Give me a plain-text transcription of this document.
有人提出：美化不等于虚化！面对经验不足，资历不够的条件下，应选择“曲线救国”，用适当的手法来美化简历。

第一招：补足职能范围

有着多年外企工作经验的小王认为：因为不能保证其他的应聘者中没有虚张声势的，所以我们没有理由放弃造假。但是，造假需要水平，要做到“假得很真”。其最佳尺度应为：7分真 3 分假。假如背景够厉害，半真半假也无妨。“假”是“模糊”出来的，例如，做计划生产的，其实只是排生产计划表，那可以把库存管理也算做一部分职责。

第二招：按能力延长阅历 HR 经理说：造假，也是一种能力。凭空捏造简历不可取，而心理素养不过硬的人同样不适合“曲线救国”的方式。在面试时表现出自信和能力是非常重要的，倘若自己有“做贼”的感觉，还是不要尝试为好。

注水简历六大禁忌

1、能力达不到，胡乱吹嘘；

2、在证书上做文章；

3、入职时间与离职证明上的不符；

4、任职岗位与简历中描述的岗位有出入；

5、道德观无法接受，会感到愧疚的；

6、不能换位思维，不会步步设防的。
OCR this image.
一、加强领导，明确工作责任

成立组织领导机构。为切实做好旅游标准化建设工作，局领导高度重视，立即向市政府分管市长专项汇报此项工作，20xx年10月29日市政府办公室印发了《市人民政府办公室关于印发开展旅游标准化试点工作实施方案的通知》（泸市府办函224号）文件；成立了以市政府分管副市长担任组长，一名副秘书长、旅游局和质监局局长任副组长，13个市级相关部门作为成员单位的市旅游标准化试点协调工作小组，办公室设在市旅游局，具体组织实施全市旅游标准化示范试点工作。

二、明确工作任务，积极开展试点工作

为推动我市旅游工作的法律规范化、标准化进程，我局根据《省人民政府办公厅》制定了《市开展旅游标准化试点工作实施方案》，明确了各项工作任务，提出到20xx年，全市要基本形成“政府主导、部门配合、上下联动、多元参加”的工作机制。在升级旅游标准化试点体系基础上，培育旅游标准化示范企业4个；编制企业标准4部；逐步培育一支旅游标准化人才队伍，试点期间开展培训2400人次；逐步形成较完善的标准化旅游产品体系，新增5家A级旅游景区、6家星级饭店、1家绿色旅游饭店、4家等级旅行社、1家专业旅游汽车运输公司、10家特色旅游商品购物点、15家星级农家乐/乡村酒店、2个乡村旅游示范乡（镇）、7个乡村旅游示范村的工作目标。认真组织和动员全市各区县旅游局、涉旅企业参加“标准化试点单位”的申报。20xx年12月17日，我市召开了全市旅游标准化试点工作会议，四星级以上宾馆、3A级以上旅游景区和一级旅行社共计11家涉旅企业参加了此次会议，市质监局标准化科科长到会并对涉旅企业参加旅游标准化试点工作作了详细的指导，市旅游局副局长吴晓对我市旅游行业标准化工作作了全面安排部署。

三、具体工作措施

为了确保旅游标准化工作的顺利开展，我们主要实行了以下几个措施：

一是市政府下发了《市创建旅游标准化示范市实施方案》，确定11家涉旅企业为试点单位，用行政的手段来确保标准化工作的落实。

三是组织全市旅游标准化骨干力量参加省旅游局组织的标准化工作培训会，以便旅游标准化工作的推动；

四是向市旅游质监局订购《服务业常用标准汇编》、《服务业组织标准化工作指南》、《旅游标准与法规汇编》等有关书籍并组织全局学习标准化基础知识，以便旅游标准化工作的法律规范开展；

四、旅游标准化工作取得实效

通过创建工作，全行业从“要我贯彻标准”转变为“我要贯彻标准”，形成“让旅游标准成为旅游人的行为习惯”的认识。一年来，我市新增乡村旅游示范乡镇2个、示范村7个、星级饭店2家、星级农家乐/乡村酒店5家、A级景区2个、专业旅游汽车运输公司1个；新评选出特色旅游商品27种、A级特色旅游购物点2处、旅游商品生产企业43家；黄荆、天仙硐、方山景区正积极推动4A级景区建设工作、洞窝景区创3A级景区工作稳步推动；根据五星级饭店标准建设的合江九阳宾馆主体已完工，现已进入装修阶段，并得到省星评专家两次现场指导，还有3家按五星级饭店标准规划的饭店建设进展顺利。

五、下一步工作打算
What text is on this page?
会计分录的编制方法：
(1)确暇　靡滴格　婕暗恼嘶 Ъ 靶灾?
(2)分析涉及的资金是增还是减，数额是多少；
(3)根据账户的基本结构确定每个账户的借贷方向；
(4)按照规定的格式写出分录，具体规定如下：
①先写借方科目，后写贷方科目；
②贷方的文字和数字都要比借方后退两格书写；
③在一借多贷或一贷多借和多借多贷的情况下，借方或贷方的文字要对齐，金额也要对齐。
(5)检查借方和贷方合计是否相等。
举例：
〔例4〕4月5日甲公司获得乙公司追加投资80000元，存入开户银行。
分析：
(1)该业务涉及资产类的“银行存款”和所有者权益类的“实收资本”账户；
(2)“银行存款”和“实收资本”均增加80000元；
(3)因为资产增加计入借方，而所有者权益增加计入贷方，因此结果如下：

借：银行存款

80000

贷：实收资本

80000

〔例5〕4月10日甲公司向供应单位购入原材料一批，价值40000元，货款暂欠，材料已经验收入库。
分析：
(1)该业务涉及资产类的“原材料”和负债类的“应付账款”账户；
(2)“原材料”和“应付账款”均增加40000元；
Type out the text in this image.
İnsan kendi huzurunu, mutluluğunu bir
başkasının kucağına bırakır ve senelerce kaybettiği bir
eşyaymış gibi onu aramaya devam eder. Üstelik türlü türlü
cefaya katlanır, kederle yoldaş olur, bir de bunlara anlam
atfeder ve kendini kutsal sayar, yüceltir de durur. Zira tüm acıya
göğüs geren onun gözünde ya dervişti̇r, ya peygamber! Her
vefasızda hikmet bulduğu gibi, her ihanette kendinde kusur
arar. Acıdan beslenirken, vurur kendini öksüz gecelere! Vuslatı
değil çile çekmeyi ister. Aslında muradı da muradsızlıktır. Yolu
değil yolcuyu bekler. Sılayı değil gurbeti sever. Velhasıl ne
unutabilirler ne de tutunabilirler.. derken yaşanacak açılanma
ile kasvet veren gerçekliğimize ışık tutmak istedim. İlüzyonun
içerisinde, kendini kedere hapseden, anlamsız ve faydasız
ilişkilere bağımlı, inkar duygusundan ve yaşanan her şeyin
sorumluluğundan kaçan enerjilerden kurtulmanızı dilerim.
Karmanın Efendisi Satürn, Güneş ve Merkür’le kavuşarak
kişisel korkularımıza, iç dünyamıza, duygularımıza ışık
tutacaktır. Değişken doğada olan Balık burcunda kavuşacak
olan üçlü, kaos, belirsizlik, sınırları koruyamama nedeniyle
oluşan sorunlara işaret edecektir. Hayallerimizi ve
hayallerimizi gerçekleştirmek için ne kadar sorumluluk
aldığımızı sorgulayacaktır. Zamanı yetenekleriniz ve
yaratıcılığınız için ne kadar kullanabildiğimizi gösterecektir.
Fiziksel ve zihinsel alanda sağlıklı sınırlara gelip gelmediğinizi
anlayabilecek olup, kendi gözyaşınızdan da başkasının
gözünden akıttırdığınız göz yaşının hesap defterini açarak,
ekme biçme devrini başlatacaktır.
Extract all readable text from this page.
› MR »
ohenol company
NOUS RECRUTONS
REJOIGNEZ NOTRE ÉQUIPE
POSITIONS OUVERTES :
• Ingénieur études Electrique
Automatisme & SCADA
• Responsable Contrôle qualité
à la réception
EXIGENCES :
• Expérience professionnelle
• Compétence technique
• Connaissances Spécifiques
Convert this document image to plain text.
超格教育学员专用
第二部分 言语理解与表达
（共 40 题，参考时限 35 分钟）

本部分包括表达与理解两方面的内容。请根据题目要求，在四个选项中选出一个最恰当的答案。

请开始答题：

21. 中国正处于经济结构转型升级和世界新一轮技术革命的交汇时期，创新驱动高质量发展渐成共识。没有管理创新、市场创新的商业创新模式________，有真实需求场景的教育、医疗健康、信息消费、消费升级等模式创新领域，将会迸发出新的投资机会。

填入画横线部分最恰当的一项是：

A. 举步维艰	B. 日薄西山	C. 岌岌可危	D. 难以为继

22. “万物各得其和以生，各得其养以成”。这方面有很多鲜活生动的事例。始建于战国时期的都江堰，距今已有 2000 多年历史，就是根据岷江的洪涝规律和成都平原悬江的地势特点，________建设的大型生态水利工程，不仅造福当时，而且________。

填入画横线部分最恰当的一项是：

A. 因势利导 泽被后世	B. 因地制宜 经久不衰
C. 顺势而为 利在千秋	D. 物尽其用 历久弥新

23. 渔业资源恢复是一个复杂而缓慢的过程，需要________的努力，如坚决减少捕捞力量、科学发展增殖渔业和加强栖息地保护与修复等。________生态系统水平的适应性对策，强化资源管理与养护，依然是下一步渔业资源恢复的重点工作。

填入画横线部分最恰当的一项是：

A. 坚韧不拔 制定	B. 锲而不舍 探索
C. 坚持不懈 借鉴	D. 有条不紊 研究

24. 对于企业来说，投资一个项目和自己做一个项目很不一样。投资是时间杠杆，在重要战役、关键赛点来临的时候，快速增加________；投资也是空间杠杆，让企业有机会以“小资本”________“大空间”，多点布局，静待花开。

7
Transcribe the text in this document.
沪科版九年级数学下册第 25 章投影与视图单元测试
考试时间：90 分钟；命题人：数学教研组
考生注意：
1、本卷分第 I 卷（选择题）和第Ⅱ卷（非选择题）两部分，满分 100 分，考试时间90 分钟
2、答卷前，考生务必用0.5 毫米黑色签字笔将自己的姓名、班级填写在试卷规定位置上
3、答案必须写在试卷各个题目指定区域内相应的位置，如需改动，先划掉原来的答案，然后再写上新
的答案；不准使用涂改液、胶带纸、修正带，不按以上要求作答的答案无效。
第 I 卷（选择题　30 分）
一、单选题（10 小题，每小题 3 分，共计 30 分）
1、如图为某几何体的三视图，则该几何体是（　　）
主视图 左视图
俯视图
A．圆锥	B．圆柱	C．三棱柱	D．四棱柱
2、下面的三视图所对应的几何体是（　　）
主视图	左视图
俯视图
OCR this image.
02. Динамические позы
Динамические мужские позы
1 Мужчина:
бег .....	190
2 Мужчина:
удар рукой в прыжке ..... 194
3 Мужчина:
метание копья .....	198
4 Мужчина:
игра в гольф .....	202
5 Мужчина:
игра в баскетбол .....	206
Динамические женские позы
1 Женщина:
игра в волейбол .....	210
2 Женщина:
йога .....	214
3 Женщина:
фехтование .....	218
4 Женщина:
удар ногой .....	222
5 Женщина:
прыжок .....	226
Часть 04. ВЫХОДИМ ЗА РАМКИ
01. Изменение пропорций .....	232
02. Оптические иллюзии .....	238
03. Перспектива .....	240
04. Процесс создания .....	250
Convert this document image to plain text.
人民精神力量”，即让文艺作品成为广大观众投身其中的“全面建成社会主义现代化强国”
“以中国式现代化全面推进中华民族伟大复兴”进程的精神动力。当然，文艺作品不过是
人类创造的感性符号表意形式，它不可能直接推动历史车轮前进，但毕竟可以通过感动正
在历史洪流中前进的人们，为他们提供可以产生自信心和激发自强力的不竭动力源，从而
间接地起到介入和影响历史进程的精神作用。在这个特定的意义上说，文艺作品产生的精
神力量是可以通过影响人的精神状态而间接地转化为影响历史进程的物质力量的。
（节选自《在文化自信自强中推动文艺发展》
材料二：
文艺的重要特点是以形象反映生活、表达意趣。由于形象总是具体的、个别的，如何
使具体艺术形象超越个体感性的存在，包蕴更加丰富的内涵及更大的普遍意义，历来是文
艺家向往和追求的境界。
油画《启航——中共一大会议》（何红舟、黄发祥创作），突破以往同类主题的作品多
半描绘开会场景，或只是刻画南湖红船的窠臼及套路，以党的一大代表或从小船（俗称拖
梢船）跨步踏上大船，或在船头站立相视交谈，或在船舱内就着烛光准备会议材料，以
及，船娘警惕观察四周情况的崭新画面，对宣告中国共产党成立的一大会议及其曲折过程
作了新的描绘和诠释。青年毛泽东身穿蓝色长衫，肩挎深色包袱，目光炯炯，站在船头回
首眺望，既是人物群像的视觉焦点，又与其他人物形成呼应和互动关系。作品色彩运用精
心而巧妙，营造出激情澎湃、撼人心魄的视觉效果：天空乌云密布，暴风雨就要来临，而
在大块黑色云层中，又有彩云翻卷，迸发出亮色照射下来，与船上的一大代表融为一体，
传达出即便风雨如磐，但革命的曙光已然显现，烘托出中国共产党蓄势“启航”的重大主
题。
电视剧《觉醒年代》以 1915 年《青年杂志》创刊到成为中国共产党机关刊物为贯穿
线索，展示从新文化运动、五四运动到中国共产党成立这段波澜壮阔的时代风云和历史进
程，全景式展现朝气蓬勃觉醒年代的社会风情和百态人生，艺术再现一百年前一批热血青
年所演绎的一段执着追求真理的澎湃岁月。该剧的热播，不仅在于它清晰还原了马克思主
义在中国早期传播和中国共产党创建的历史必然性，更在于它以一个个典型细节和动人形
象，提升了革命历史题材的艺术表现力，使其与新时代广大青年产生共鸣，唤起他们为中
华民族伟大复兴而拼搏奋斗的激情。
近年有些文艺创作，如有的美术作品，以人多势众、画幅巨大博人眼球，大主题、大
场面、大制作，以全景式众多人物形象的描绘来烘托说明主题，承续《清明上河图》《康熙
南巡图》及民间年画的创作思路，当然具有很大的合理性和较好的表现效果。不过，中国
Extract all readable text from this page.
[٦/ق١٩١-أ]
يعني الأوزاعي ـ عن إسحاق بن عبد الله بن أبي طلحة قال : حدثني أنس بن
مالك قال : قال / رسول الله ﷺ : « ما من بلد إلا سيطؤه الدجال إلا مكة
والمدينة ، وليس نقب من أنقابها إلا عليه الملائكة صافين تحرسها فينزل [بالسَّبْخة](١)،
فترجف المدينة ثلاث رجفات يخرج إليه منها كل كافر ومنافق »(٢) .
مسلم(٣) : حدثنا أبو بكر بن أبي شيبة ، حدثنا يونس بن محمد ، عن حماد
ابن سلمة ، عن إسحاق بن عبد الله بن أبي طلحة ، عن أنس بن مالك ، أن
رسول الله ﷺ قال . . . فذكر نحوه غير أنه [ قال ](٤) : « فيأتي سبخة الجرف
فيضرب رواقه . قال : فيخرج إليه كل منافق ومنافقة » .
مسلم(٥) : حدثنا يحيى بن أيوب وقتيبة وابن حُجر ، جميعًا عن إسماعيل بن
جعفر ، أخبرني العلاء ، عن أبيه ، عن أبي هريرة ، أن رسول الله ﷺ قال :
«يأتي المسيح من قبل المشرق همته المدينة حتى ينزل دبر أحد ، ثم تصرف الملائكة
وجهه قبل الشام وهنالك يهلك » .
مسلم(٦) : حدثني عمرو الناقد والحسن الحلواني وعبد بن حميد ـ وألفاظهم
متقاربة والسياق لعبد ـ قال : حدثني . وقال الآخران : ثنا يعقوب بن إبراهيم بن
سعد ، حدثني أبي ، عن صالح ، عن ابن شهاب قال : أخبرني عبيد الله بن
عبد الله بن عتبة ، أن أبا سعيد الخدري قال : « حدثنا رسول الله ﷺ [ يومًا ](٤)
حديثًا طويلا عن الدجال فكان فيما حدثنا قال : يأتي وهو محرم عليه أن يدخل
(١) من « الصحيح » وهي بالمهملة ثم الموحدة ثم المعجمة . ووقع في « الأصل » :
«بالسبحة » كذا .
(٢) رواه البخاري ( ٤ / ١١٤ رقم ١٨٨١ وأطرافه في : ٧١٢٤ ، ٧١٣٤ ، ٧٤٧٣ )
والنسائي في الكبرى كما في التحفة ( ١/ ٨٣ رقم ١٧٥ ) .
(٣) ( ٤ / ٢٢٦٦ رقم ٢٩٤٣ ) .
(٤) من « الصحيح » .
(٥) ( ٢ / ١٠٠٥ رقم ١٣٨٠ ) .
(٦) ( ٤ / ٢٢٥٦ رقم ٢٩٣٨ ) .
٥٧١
◆ ◆ ◆
### Request:
Tally the lines of the listing that include "Женщина". Reply with nothing but the count.

### Task output:
5